Stored records:

::::

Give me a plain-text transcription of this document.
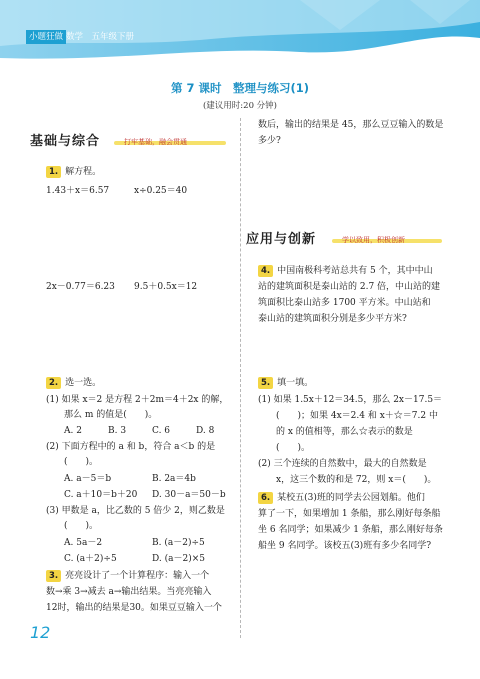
小题狂做 数学　五年级下册
第 7 课时　整理与练习(1)
(建议用时:20 分钟)
基础与综合	打牢基础，融会贯通
1. 解方程。
1.43＋x＝6.57	x÷0.25＝40
2x－0.77＝6.23 9.5＋0.5x＝12
2. 选一选。
(1) 如果 x＝2 是方程 2＋2m＝4＋2x 的解，
那么 m 的值是(　　)。
A. 2	B. 3	C. 6	D. 8
(2) 下面方程中的 a 和 b，符合 a＜b 的是
(　　)。
A. a－5＝b	B. 2a＝4b
C. a＋10＝b＋20 D. 30－a＝50－b
(3) 甲数是 a，比乙数的 5 倍少 2，则乙数是
(　　)。
A. 5a－2	B. (a－2)÷5
C. (a＋2)÷5	D. (a－2)×5
3. 亮亮设计了一个计算程序：输入一个
数→乘 3→减去 a→输出结果。当亮亮输入
12时，输出的结果是30。如果豆豆输入一个
数后，输出的结果是 45，那么豆豆输入的数是
多少?
应用与创新	学以致用，积极创新
4. 中国南极科考站总共有 5 个，其中中山
站的建筑面积是泰山站的 2.7 倍，中山站的建
筑面积比泰山站多 1700 平方米。中山站和
泰山站的建筑面积分别是多少平方米?
5. 填一填。
(1) 如果 1.5x＋12＝34.5，那么 2x－17.5＝
(　　)；如果 4x＝2.4 和 x＋☆＝7.2 中
的 x 的值相等，那么☆表示的数是
(　　)。
(2) 三个连续的自然数中，最大的自然数是
x，这三个数的和是 72，则 x＝(　　)。
6. 某校五(3)班的同学去公园划船。他们
算了一下，如果增加 1 条船，那么刚好每条船
坐 6 名同学；如果减少 1 条船，那么刚好每条
船坐 9 名同学。该校五(3)班有多少名同学?
12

::::

[What needs to be done] Reproduce every record word for word. The copy must contain no pictures.

[Result of the task]
Give me a plain-text transcription of this document.
小题狂做 数学　五年级下册
第 7 课时　整理与练习(1)
(建议用时:20 分钟)
基础与综合	打牢基础，融会贯通
1. 解方程。
1.43＋x＝6.57	x÷0.25＝40
2x－0.77＝6.23 9.5＋0.5x＝12
2. 选一选。
(1) 如果 x＝2 是方程 2＋2m＝4＋2x 的解，
那么 m 的值是(　　)。
A. 2	B. 3	C. 6	D. 8
(2) 下面方程中的 a 和 b，符合 a＜b 的是
(　　)。
A. a－5＝b	B. 2a＝4b
C. a＋10＝b＋20 D. 30－a＝50－b
(3) 甲数是 a，比乙数的 5 倍少 2，则乙数是
(　　)。
A. 5a－2	B. (a－2)÷5
C. (a＋2)÷5	D. (a－2)×5
3. 亮亮设计了一个计算程序：输入一个
数→乘 3→减去 a→输出结果。当亮亮输入
12时，输出的结果是30。如果豆豆输入一个
数后，输出的结果是 45，那么豆豆输入的数是
多少?
应用与创新	学以致用，积极创新
4. 中国南极科考站总共有 5 个，其中中山
站的建筑面积是泰山站的 2.7 倍，中山站的建
筑面积比泰山站多 1700 平方米。中山站和
泰山站的建筑面积分别是多少平方米?
5. 填一填。
(1) 如果 1.5x＋12＝34.5，那么 2x－17.5＝
(　　)；如果 4x＝2.4 和 x＋☆＝7.2 中
的 x 的值相等，那么☆表示的数是
(　　)。
(2) 三个连续的自然数中，最大的自然数是
x，这三个数的和是 72，则 x＝(　　)。
6. 某校五(3)班的同学去公园划船。他们
算了一下，如果增加 1 条船，那么刚好每条船
坐 6 名同学；如果减少 1 条船，那么刚好每条
船坐 9 名同学。该校五(3)班有多少名同学?
12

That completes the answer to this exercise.